[Collected data]
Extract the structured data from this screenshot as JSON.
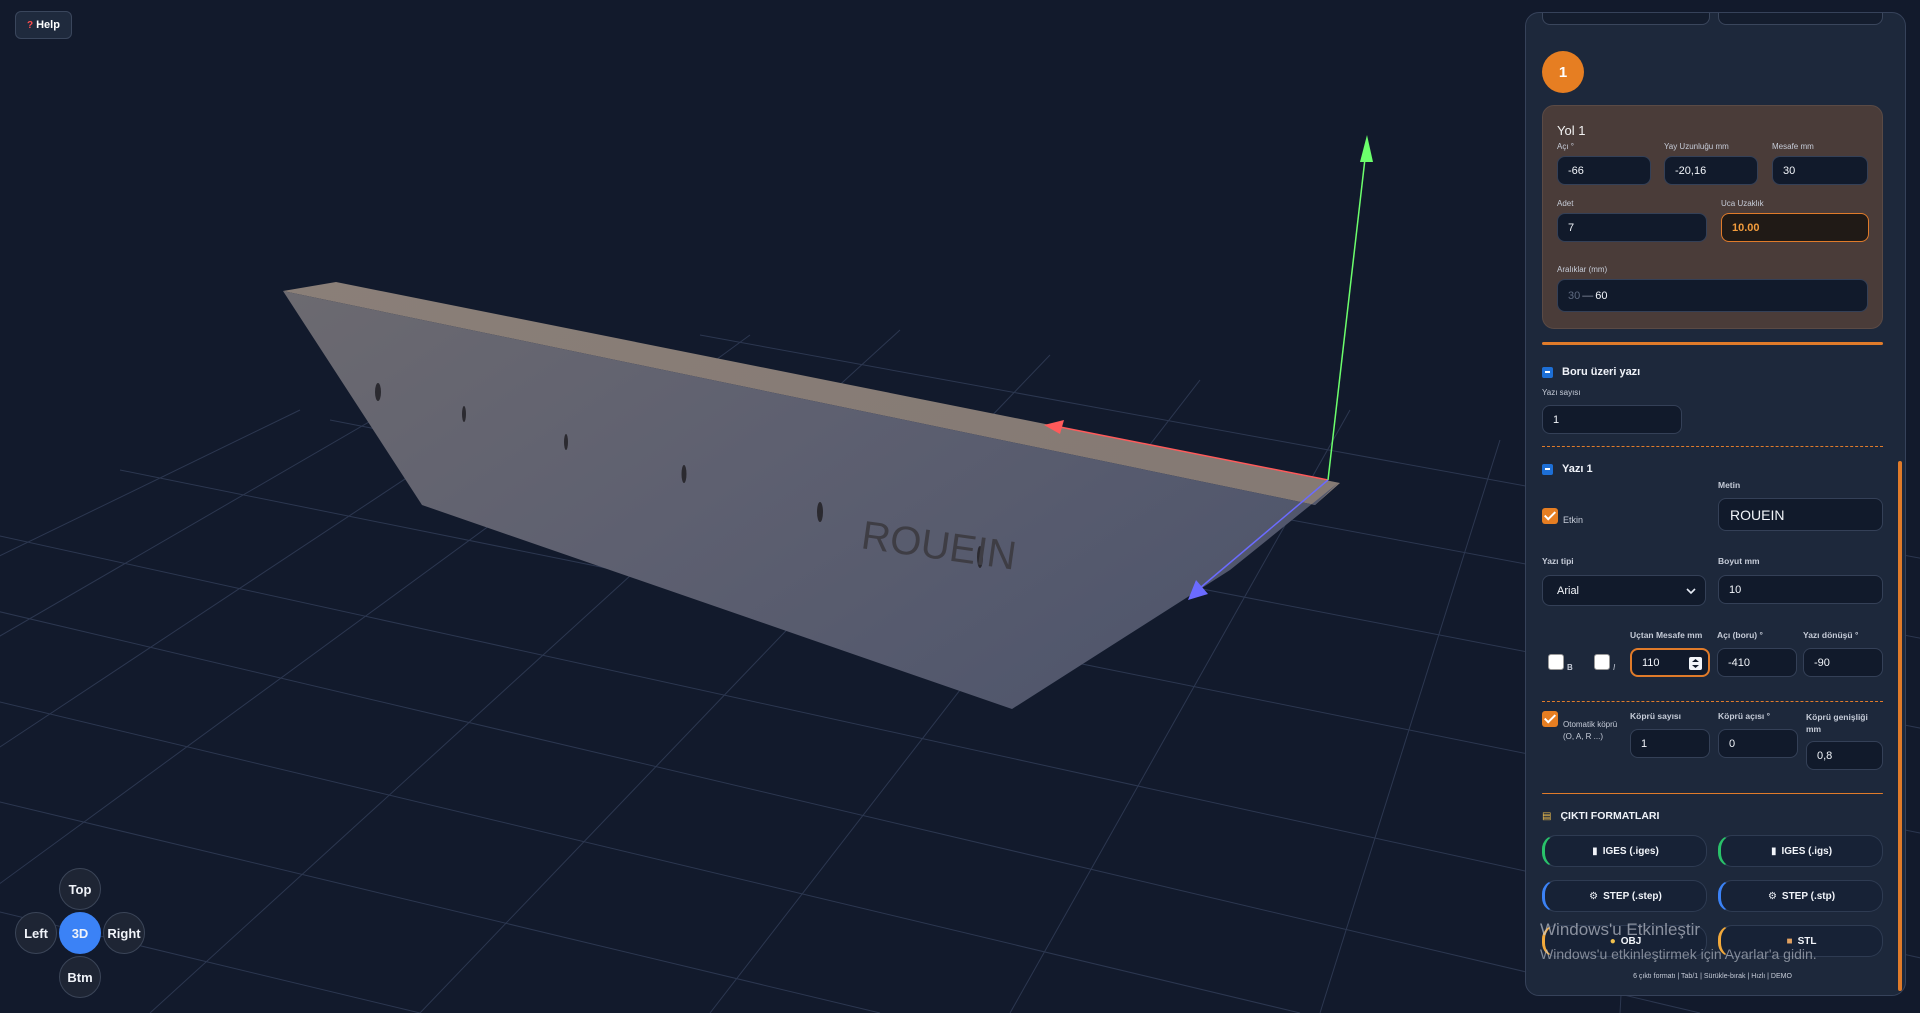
{
  "toolbar": {
    "help_label": "Help"
  },
  "view_cube": {
    "top": "Top",
    "left": "Left",
    "center": "3D",
    "right": "Right",
    "bottom": "Btm",
    "active": "3D"
  },
  "model": {
    "engraved_text": "ROUEIN"
  },
  "panel": {
    "path_badge": "1",
    "yol": {
      "title": "Yol 1",
      "aci_label": "Açı °",
      "aci_value": "-66",
      "yay_label": "Yay Uzunluğu mm",
      "yay_value": "-20,16",
      "mesafe_label": "Mesafe mm",
      "mesafe_value": "30",
      "adet_label": "Adet",
      "adet_value": "7",
      "uca_label": "Uca Uzaklık",
      "uca_value": "10.00",
      "araliklar_label": "Aralıklar (mm)",
      "araliklar_prefix": "30",
      "araliklar_value": "60"
    },
    "boru": {
      "title": "Boru üzeri yazı",
      "yazi_sayisi_label": "Yazı sayısı",
      "yazi_sayisi_value": "1"
    },
    "yazi1": {
      "title": "Yazı 1",
      "etkin_label": "Etkin",
      "metin_label": "Metin",
      "metin_value": "ROUEIN",
      "yazi_tipi_label": "Yazı tipi",
      "yazi_tipi_value": "Arial",
      "boyut_label": "Boyut mm",
      "boyut_value": "10",
      "bold_label": "B",
      "italic_label": "I",
      "uctan_label": "Uçtan Mesafe mm",
      "uctan_value": "110",
      "aci_boru_label": "Açı (boru) °",
      "aci_boru_value": "-410",
      "donusu_label": "Yazı dönüşü °",
      "donusu_value": "-90",
      "oto_kopru_label": "Otomatik köprü (O, A, R ...)",
      "kopru_sayisi_label": "Köprü sayısı",
      "kopru_sayisi_value": "1",
      "kopru_acisi_label": "Köprü açısı °",
      "kopru_acisi_value": "0",
      "kopru_genisligi_label": "Köprü genişliği mm",
      "kopru_genisligi_value": "0,8"
    },
    "cikti": {
      "title": "ÇIKTI FORMATLARI",
      "buttons": [
        "IGES (.iges)",
        "IGES (.igs)",
        "STEP (.step)",
        "STEP (.stp)",
        "OBJ",
        "STL"
      ]
    },
    "footer": "6 çıktı formatı | Tab/1 | Sürükle-bırak | Hızlı | DEMO"
  },
  "watermark": {
    "title": "Windows'u Etkinleştir",
    "subtitle": "Windows'u etkinleştirmek için Ayarlar'a gidin."
  },
  "colors": {
    "background": "#121a2c",
    "accent_orange": "#e67e22",
    "accent_blue": "#3b82f6",
    "axis_x": "#ff4d4d",
    "axis_y": "#66ff66",
    "axis_z": "#6666ff"
  }
}
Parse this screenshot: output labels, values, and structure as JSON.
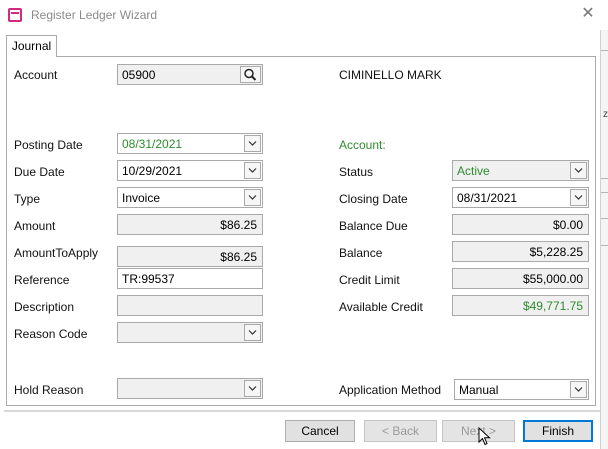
{
  "window": {
    "title": "Register Ledger Wizard"
  },
  "tabs": [
    {
      "label": "Journal"
    }
  ],
  "left": {
    "account_label": "Account",
    "account_value": "05900",
    "posting_date_label": "Posting Date",
    "posting_date": "08/31/2021",
    "due_date_label": "Due Date",
    "due_date": "10/29/2021",
    "type_label": "Type",
    "type": "Invoice",
    "amount_label": "Amount",
    "amount": "$86.25",
    "amount_to_apply_label": "AmountToApply",
    "amount_to_apply": "$86.25",
    "reference_label": "Reference",
    "reference": "TR:99537",
    "description_label": "Description",
    "description": "",
    "reason_code_label": "Reason Code",
    "reason_code": "",
    "hold_reason_label": "Hold Reason",
    "hold_reason": ""
  },
  "right": {
    "account_name": "CIMINELLO MARK",
    "account_section": "Account:",
    "status_label": "Status",
    "status": "Active",
    "closing_date_label": "Closing Date",
    "closing_date": "08/31/2021",
    "balance_due_label": "Balance Due",
    "balance_due": "$0.00",
    "balance_label": "Balance",
    "balance": "$5,228.25",
    "credit_limit_label": "Credit Limit",
    "credit_limit": "$55,000.00",
    "available_credit_label": "Available Credit",
    "available_credit": "$49,771.75",
    "application_method_label": "Application Method",
    "application_method": "Manual"
  },
  "buttons": {
    "cancel": "Cancel",
    "back": "< Back",
    "next": "Next >",
    "finish": "Finish"
  },
  "colors": {
    "accent_green": "#2f8a2f",
    "icon_pink": "#d12a7e",
    "focus_blue": "#0078d7"
  },
  "icons": [
    "app-icon",
    "close-icon",
    "search-icon",
    "chevron-down-icon",
    "mouse-cursor-icon"
  ]
}
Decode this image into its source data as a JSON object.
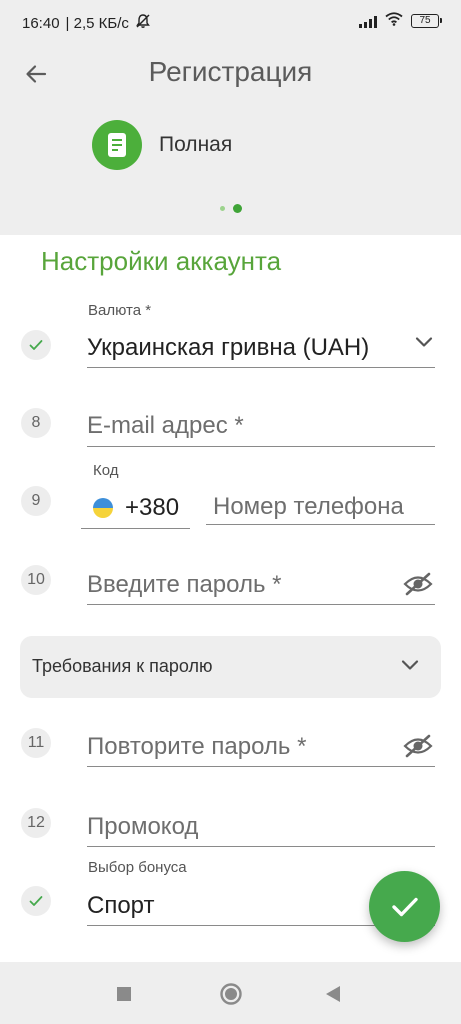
{
  "status_bar": {
    "time": "16:40",
    "network_speed": "| 2,5 КБ/с",
    "battery": "75",
    "icons": [
      "mute-icon",
      "signal-icon",
      "wifi-icon",
      "battery-icon"
    ]
  },
  "header": {
    "title": "Регистрация",
    "step_label": "Полная",
    "step_icon": "document-icon",
    "pager": {
      "total": 2,
      "active": 2
    }
  },
  "form": {
    "section_title": "Настройки аккаунта",
    "currency": {
      "label": "Валюта *",
      "value": "Украинская гривна (UAH)"
    },
    "email": {
      "number": "8",
      "placeholder": "E-mail адрес *"
    },
    "phone": {
      "number": "9",
      "code_label": "Код",
      "code_value": "+380",
      "placeholder": "Номер телефона"
    },
    "password": {
      "number": "10",
      "placeholder": "Введите пароль *"
    },
    "password_requirements": {
      "label": "Требования к паролю"
    },
    "password_repeat": {
      "number": "11",
      "placeholder": "Повторите пароль *"
    },
    "promocode": {
      "number": "12",
      "placeholder": "Промокод"
    },
    "bonus": {
      "label": "Выбор бонуса",
      "value": "Спорт"
    }
  },
  "colors": {
    "accent": "#4caf3b",
    "section_title": "#58a53b",
    "fab": "#46a94d",
    "header_bg": "#eeeeee"
  },
  "nav_bar": {
    "icons": [
      "recents-icon",
      "home-icon",
      "back-triangle-icon"
    ]
  }
}
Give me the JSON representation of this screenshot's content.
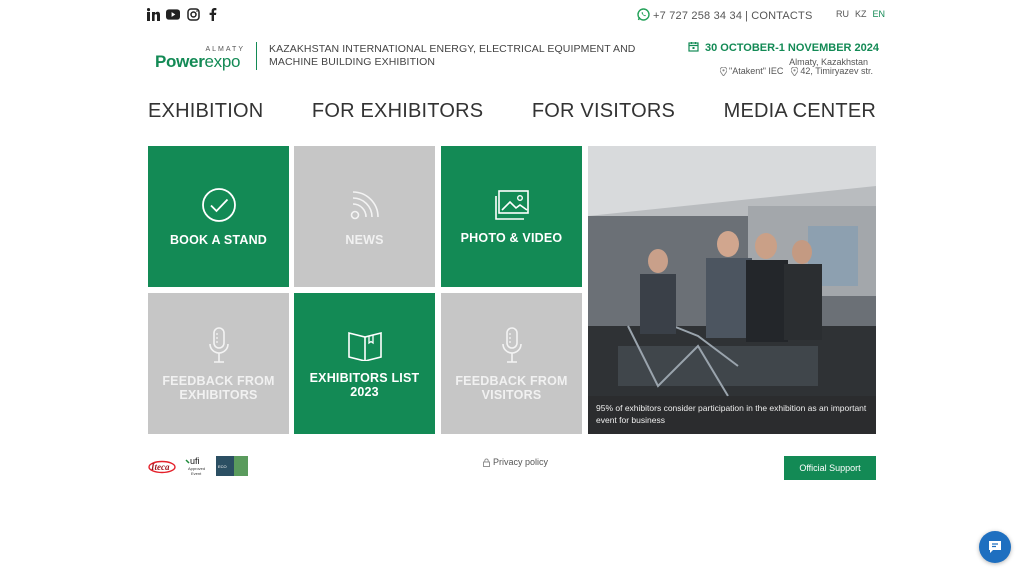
{
  "topbar": {
    "social": [
      "linkedin-icon",
      "youtube-icon",
      "instagram-icon",
      "facebook-icon"
    ],
    "phone": "+7 727 258 34 34",
    "separator": "|",
    "contacts": "CONTACTS",
    "languages": [
      "RU",
      "KZ",
      "EN"
    ],
    "active_language": "EN"
  },
  "header": {
    "logo": {
      "city": "ALMATY",
      "word_a": "Power",
      "word_b": "expo"
    },
    "title": "KAZAKHSTAN INTERNATIONAL ENERGY, ELECTRICAL EQUIPMENT AND MACHINE BUILDING EXHIBITION",
    "dates": "30 OCTOBER-1 NOVEMBER 2024",
    "city": "Almaty, Kazakhstan",
    "venue": "\"Atakent\" IEC",
    "address": "42, Timiryazev str."
  },
  "nav": {
    "items": [
      "EXHIBITION",
      "FOR EXHIBITORS",
      "FOR VISITORS",
      "MEDIA CENTER"
    ]
  },
  "tiles": [
    {
      "label": "BOOK A STAND",
      "icon": "check-circle-icon",
      "color": "green"
    },
    {
      "label": "NEWS",
      "icon": "rss-icon",
      "color": "grey"
    },
    {
      "label": "PHOTO & VIDEO",
      "icon": "gallery-icon",
      "color": "green"
    },
    {
      "label": "FEEDBACK FROM EXHIBITORS",
      "icon": "microphone-icon",
      "color": "grey"
    },
    {
      "label": "EXHIBITORS LIST 2023",
      "icon": "book-icon",
      "color": "green"
    },
    {
      "label": "FEEDBACK FROM VISITORS",
      "icon": "microphone-icon",
      "color": "grey"
    }
  ],
  "photo": {
    "caption": "95% of exhibitors consider participation in the exhibition as an important event for business"
  },
  "footer": {
    "partner_logos": [
      "iteca-logo",
      "ufi-logo",
      "partner-logo"
    ],
    "ufi_text": "ufi",
    "ufi_sub": "Approved Event",
    "iteca_text": "Iteca",
    "privacy": "Privacy policy",
    "support": "Official Support"
  },
  "colors": {
    "brand_green": "#138a55",
    "tile_grey": "#c6c6c6",
    "chat_blue": "#1e6fc0"
  }
}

EXERCISE OBJECTIVE: Show the lines of the material that contain the word "city".

FULL SOLUTION:
      "city": "ALMATY",
    "city": "Almaty, Kazakhstan",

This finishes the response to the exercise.